Dataset items:

start

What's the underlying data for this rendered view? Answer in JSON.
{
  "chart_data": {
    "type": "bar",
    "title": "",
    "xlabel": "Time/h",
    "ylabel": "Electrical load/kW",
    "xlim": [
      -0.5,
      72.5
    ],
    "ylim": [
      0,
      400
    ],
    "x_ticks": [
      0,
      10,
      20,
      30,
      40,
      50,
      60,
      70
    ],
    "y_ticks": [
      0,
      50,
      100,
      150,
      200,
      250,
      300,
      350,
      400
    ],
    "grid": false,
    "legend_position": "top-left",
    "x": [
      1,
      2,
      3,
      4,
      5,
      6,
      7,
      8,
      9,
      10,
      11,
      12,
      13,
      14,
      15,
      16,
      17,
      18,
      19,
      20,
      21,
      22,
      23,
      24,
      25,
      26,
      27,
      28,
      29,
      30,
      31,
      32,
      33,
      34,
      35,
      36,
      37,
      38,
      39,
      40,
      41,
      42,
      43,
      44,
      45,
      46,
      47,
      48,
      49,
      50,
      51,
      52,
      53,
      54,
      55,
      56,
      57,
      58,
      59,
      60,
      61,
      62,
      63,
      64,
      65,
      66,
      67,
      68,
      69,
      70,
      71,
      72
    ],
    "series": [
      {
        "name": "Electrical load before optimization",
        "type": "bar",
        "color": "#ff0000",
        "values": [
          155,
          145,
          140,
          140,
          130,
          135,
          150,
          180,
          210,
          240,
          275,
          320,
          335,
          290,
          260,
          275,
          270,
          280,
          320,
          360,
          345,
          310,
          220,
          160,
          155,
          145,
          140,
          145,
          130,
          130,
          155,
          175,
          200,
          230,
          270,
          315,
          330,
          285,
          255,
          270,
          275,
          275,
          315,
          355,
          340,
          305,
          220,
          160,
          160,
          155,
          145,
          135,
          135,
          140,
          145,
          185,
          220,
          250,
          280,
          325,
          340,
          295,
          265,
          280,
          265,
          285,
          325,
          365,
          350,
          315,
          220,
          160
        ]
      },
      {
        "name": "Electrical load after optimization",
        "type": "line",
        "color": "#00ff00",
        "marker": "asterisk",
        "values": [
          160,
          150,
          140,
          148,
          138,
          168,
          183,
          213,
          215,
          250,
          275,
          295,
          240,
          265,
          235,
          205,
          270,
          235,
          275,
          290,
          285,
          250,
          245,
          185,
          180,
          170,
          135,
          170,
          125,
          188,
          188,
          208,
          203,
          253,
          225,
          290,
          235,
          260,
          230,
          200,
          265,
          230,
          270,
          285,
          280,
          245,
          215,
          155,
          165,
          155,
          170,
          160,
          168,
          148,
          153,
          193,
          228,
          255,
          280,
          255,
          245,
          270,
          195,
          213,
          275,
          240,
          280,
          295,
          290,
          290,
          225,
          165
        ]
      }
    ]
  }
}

end

## WHAT IS BEING ASKED
Each record must be repeated exactly as it is.

## FINAL RESULT
What's the underlying data for this rendered view? Answer in JSON.
{
  "chart_data": {
    "type": "bar",
    "title": "",
    "xlabel": "Time/h",
    "ylabel": "Electrical load/kW",
    "xlim": [
      -0.5,
      72.5
    ],
    "ylim": [
      0,
      400
    ],
    "x_ticks": [
      0,
      10,
      20,
      30,
      40,
      50,
      60,
      70
    ],
    "y_ticks": [
      0,
      50,
      100,
      150,
      200,
      250,
      300,
      350,
      400
    ],
    "grid": false,
    "legend_position": "top-left",
    "x": [
      1,
      2,
      3,
      4,
      5,
      6,
      7,
      8,
      9,
      10,
      11,
      12,
      13,
      14,
      15,
      16,
      17,
      18,
      19,
      20,
      21,
      22,
      23,
      24,
      25,
      26,
      27,
      28,
      29,
      30,
      31,
      32,
      33,
      34,
      35,
      36,
      37,
      38,
      39,
      40,
      41,
      42,
      43,
      44,
      45,
      46,
      47,
      48,
      49,
      50,
      51,
      52,
      53,
      54,
      55,
      56,
      57,
      58,
      59,
      60,
      61,
      62,
      63,
      64,
      65,
      66,
      67,
      68,
      69,
      70,
      71,
      72
    ],
    "series": [
      {
        "name": "Electrical load before optimization",
        "type": "bar",
        "color": "#ff0000",
        "values": [
          155,
          145,
          140,
          140,
          130,
          135,
          150,
          180,
          210,
          240,
          275,
          320,
          335,
          290,
          260,
          275,
          270,
          280,
          320,
          360,
          345,
          310,
          220,
          160,
          155,
          145,
          140,
          145,
          130,
          130,
          155,
          175,
          200,
          230,
          270,
          315,
          330,
          285,
          255,
          270,
          275,
          275,
          315,
          355,
          340,
          305,
          220,
          160,
          160,
          155,
          145,
          135,
          135,
          140,
          145,
          185,
          220,
          250,
          280,
          325,
          340,
          295,
          265,
          280,
          265,
          285,
          325,
          365,
          350,
          315,
          220,
          160
        ]
      },
      {
        "name": "Electrical load after optimization",
        "type": "line",
        "color": "#00ff00",
        "marker": "asterisk",
        "values": [
          160,
          150,
          140,
          148,
          138,
          168,
          183,
          213,
          215,
          250,
          275,
          295,
          240,
          265,
          235,
          205,
          270,
          235,
          275,
          290,
          285,
          250,
          245,
          185,
          180,
          170,
          135,
          170,
          125,
          188,
          188,
          208,
          203,
          253,
          225,
          290,
          235,
          260,
          230,
          200,
          265,
          230,
          270,
          285,
          280,
          245,
          215,
          155,
          165,
          155,
          170,
          160,
          168,
          148,
          153,
          193,
          228,
          255,
          280,
          255,
          245,
          270,
          195,
          213,
          275,
          240,
          280,
          295,
          290,
          290,
          225,
          165
        ]
      }
    ]
  }
}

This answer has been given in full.